**Work to do**: Every entry must be given again exactly.

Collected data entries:
----

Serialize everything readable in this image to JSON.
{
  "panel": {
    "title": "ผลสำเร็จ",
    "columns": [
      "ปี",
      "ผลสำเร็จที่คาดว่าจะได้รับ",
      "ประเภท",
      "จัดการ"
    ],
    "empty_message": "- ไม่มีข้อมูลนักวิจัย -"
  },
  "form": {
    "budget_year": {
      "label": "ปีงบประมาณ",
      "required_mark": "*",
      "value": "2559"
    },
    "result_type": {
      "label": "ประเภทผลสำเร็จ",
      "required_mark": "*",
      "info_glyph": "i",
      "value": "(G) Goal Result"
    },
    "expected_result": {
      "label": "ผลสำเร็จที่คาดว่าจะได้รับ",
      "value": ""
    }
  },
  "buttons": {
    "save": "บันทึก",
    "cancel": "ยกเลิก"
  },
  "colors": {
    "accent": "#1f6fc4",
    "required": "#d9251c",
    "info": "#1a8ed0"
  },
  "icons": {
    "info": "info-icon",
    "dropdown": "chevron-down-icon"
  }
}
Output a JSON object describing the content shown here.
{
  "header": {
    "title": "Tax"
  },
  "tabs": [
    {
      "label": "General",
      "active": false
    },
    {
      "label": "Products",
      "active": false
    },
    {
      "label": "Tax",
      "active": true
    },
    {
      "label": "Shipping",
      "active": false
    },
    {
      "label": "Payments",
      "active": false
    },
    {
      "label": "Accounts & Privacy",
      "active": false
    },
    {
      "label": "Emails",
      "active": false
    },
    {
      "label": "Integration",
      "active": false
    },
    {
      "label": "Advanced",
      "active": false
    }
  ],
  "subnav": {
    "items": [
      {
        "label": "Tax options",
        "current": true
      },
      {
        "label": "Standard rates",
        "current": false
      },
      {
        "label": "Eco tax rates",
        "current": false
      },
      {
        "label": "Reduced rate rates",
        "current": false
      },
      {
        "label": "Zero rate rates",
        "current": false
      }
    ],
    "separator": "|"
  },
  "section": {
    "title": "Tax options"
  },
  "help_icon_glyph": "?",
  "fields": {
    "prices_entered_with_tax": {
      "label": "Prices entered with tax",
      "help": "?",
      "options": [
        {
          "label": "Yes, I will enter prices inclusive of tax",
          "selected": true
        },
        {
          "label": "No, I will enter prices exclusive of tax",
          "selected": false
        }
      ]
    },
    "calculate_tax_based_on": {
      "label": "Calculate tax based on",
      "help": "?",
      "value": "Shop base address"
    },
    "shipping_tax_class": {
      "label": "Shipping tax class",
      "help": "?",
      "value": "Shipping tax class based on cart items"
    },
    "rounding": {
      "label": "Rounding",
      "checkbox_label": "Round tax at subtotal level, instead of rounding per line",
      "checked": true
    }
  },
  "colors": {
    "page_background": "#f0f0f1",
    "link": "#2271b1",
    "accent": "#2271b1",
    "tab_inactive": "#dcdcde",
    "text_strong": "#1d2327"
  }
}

----

**Written reply**:
Serialize everything readable in this image to JSON.
{
  "panel": {
    "title": "ผลสำเร็จ",
    "columns": [
      "ปี",
      "ผลสำเร็จที่คาดว่าจะได้รับ",
      "ประเภท",
      "จัดการ"
    ],
    "empty_message": "- ไม่มีข้อมูลนักวิจัย -"
  },
  "form": {
    "budget_year": {
      "label": "ปีงบประมาณ",
      "required_mark": "*",
      "value": "2559"
    },
    "result_type": {
      "label": "ประเภทผลสำเร็จ",
      "required_mark": "*",
      "info_glyph": "i",
      "value": "(G) Goal Result"
    },
    "expected_result": {
      "label": "ผลสำเร็จที่คาดว่าจะได้รับ",
      "value": ""
    }
  },
  "buttons": {
    "save": "บันทึก",
    "cancel": "ยกเลิก"
  },
  "colors": {
    "accent": "#1f6fc4",
    "required": "#d9251c",
    "info": "#1a8ed0"
  },
  "icons": {
    "info": "info-icon",
    "dropdown": "chevron-down-icon"
  }
}
Output a JSON object describing the content shown here.
{
  "header": {
    "title": "Tax"
  },
  "tabs": [
    {
      "label": "General",
      "active": false
    },
    {
      "label": "Products",
      "active": false
    },
    {
      "label": "Tax",
      "active": true
    },
    {
      "label": "Shipping",
      "active": false
    },
    {
      "label": "Payments",
      "active": false
    },
    {
      "label": "Accounts & Privacy",
      "active": false
    },
    {
      "label": "Emails",
      "active": false
    },
    {
      "label": "Integration",
      "active": false
    },
    {
      "label": "Advanced",
      "active": false
    }
  ],
  "subnav": {
    "items": [
      {
        "label": "Tax options",
        "current": true
      },
      {
        "label": "Standard rates",
        "current": false
      },
      {
        "label": "Eco tax rates",
        "current": false
      },
      {
        "label": "Reduced rate rates",
        "current": false
      },
      {
        "label": "Zero rate rates",
        "current": false
      }
    ],
    "separator": "|"
  },
  "section": {
    "title": "Tax options"
  },
  "help_icon_glyph": "?",
  "fields": {
    "prices_entered_with_tax": {
      "label": "Prices entered with tax",
      "help": "?",
      "options": [
        {
          "label": "Yes, I will enter prices inclusive of tax",
          "selected": true
        },
        {
          "label": "No, I will enter prices exclusive of tax",
          "selected": false
        }
      ]
    },
    "calculate_tax_based_on": {
      "label": "Calculate tax based on",
      "help": "?",
      "value": "Shop base address"
    },
    "shipping_tax_class": {
      "label": "Shipping tax class",
      "help": "?",
      "value": "Shipping tax class based on cart items"
    },
    "rounding": {
      "label": "Rounding",
      "checkbox_label": "Round tax at subtotal level, instead of rounding per line",
      "checked": true
    }
  },
  "colors": {
    "page_background": "#f0f0f1",
    "link": "#2271b1",
    "accent": "#2271b1",
    "tab_inactive": "#dcdcde",
    "text_strong": "#1d2327"
  }
}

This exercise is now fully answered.